* **MATERIAL PROVIDED**:
☆ ☆ ☆ ☆ ☆

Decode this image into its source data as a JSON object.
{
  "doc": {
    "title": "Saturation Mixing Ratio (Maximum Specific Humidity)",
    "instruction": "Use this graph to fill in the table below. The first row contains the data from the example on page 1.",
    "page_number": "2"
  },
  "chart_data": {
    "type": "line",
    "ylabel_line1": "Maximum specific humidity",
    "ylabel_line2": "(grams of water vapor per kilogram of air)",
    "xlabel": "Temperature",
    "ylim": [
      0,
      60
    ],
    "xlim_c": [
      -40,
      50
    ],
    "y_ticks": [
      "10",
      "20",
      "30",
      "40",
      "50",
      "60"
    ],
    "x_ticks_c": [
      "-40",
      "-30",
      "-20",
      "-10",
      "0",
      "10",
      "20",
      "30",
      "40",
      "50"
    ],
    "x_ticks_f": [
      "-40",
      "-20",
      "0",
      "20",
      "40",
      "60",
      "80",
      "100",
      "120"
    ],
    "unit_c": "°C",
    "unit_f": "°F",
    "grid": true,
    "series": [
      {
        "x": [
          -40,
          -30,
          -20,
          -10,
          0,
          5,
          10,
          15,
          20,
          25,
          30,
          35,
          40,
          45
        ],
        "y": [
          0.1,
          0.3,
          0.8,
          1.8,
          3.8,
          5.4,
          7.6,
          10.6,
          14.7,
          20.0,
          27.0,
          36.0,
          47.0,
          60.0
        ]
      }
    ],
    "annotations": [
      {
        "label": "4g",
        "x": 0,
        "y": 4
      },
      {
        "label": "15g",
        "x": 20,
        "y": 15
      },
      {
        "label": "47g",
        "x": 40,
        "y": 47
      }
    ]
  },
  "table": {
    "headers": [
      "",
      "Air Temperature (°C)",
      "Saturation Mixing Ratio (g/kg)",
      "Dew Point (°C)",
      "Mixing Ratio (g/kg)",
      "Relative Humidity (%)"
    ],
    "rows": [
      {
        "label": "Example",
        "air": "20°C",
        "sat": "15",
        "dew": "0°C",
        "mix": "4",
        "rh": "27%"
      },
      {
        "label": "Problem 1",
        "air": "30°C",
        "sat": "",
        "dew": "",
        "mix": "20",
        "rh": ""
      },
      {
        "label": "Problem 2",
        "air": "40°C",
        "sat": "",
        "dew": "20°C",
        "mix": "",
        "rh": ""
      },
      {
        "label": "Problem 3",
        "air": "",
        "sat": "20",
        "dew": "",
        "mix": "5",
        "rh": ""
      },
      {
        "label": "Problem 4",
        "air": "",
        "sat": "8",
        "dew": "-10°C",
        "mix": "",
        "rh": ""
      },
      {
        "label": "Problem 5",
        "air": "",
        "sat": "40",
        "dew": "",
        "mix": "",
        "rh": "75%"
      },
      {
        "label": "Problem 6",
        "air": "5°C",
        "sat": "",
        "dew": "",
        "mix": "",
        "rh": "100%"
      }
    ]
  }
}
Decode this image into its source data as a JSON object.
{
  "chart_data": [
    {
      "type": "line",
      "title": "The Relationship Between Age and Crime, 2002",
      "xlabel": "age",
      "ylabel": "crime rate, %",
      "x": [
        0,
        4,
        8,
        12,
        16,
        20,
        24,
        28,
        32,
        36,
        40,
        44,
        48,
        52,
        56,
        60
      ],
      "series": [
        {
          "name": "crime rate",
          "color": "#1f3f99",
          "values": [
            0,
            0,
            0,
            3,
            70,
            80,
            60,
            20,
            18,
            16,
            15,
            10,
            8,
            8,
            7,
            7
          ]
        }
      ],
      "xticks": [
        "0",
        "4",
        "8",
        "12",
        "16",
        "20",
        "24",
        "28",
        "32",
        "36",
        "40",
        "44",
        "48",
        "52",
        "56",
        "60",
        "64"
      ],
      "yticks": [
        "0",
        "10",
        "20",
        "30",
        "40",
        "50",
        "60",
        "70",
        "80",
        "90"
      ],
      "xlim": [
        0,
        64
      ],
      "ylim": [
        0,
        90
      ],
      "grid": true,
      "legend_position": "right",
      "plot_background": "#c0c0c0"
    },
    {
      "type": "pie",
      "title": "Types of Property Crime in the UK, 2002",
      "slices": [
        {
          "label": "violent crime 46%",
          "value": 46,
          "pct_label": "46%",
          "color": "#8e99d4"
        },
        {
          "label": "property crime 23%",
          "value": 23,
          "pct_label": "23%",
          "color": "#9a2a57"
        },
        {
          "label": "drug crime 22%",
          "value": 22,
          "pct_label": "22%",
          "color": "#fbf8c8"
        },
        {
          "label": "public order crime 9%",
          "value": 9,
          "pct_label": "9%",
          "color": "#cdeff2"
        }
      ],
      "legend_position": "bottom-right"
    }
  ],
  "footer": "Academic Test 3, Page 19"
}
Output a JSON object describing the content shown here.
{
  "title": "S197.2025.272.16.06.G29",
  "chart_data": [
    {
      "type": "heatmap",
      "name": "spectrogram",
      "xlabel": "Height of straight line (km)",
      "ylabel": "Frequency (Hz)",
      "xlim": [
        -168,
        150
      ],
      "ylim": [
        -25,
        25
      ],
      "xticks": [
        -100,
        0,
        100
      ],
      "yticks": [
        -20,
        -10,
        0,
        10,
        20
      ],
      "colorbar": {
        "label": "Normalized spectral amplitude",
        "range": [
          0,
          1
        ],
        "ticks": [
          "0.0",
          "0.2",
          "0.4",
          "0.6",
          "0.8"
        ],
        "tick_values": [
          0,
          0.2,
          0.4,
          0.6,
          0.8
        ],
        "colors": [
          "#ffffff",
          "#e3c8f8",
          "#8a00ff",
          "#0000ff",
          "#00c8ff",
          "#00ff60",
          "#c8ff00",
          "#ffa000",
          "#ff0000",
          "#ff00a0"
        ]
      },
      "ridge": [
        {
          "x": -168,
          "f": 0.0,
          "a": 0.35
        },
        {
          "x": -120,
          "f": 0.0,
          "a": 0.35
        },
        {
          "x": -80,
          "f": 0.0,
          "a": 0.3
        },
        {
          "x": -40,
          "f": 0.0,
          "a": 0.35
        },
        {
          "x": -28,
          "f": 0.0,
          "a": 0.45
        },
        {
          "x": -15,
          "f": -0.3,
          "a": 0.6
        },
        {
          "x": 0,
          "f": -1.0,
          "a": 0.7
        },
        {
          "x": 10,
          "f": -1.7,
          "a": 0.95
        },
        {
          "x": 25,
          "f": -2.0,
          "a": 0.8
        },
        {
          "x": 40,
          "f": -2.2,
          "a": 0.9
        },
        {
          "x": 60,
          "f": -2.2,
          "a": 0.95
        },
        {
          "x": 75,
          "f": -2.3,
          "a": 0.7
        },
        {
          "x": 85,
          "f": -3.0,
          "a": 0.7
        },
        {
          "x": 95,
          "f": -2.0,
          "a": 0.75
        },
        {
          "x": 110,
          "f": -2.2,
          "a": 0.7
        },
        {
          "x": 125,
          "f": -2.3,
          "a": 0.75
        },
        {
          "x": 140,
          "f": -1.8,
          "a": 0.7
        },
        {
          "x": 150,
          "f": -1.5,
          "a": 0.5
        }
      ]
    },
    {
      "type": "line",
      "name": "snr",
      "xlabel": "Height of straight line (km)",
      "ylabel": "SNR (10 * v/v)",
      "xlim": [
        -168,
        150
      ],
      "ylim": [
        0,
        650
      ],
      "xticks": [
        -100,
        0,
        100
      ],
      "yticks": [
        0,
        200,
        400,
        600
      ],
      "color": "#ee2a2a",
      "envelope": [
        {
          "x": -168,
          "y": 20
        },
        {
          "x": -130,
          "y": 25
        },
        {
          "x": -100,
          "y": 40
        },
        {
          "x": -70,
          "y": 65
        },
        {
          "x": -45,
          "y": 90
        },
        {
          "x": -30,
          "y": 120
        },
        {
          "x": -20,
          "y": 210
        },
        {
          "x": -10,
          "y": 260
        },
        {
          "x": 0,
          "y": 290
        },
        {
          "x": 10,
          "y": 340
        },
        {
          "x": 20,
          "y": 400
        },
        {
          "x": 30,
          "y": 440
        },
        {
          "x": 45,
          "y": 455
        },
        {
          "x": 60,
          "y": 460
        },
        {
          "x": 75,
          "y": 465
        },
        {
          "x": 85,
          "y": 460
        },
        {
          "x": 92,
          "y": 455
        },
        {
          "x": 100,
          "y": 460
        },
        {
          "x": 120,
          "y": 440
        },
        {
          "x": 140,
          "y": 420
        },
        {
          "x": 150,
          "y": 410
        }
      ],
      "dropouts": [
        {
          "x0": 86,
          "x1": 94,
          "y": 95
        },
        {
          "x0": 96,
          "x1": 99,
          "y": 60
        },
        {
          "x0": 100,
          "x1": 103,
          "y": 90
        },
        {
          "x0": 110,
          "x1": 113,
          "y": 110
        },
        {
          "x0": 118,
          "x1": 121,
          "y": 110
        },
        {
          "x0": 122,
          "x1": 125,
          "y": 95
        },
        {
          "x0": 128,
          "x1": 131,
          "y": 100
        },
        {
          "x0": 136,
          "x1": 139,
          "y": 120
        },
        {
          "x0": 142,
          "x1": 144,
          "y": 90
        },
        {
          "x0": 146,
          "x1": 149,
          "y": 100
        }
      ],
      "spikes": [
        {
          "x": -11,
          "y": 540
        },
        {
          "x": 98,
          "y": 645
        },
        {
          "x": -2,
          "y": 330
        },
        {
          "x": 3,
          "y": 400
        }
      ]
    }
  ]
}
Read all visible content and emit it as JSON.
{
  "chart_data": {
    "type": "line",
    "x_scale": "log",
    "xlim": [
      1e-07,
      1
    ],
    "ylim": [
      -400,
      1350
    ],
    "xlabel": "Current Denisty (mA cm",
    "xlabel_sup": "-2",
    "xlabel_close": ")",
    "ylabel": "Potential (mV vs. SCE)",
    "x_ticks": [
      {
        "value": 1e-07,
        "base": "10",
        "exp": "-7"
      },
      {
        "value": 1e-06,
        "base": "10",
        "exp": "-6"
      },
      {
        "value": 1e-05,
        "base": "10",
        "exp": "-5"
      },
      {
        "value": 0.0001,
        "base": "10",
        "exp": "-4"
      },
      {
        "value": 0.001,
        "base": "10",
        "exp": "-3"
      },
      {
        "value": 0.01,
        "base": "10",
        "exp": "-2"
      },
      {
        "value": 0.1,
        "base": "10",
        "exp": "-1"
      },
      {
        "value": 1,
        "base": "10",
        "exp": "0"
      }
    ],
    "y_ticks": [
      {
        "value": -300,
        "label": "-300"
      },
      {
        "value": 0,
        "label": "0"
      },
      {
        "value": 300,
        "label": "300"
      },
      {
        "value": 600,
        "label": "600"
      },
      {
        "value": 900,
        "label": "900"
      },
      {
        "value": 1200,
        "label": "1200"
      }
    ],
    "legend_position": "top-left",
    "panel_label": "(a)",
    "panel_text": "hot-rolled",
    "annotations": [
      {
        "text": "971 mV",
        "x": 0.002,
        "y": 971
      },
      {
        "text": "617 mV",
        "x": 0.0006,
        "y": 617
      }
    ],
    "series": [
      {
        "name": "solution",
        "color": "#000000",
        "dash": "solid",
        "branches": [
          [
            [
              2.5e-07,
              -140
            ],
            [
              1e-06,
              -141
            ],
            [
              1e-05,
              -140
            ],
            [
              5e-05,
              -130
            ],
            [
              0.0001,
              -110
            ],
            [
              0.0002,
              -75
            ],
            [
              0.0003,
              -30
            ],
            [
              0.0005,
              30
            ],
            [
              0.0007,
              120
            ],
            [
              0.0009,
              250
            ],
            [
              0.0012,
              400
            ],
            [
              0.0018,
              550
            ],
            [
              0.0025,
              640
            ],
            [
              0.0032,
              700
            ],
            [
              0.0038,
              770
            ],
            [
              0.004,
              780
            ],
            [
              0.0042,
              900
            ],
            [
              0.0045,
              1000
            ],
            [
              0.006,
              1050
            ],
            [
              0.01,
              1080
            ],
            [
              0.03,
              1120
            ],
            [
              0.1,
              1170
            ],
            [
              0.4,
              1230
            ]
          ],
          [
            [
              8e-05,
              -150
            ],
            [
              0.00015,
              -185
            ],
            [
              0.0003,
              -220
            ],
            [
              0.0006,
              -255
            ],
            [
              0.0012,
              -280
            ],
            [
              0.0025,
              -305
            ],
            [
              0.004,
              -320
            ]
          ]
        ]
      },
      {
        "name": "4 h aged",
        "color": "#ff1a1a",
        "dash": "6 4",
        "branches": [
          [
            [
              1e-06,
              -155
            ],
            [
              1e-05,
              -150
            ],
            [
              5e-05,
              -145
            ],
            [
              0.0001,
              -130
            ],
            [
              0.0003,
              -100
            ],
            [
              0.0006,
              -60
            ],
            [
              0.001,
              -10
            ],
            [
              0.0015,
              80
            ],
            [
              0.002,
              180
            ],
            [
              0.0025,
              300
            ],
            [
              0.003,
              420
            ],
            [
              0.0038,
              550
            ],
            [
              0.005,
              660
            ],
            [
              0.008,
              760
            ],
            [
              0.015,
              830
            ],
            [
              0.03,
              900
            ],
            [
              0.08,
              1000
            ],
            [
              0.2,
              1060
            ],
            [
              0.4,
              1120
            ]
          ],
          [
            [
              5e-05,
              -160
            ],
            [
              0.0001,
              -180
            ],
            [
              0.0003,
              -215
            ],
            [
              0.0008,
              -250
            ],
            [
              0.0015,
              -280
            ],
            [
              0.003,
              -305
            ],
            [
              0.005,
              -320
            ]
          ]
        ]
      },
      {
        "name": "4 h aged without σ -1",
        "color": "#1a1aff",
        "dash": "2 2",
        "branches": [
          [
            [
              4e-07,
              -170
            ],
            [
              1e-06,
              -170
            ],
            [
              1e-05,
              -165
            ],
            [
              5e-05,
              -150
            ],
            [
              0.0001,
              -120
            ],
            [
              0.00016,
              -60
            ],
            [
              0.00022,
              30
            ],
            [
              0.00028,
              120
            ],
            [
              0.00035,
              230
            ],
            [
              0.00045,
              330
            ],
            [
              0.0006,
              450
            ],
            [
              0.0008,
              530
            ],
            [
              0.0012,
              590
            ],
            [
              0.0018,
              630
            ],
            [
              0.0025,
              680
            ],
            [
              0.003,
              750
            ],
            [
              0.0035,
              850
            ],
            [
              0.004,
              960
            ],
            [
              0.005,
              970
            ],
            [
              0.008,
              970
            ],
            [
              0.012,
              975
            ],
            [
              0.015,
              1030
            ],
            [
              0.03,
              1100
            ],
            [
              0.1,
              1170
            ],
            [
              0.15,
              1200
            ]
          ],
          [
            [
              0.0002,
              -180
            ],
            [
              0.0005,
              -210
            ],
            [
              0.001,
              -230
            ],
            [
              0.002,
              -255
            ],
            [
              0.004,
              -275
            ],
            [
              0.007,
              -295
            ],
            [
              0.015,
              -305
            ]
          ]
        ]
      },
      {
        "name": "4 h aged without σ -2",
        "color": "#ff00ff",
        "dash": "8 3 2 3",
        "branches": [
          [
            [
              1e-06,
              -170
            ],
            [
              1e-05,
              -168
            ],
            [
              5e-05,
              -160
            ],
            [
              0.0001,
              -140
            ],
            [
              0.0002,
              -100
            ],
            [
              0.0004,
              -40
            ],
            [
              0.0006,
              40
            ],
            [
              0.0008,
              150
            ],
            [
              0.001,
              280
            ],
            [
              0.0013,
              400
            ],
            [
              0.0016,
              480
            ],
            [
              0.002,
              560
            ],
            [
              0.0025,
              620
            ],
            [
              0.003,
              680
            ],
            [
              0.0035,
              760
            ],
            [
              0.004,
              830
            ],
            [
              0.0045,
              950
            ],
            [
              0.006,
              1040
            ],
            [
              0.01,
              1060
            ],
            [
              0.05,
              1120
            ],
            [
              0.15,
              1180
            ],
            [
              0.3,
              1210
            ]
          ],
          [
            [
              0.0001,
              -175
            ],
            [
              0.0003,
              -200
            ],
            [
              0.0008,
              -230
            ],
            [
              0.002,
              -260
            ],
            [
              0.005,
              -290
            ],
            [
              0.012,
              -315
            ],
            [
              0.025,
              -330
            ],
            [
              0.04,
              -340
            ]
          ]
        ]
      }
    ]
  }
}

☆ ☆ ☆ ☆ ☆

* **WRITTEN INSTRUCTION**: Locate the lines above that contain "Saturation" and copy them.

* **OUTPUT BELOW**:
    "title": "Saturation Mixing Ratio (Maximum Specific Humidity)",
      "Saturation Mixing Ratio (g/kg)",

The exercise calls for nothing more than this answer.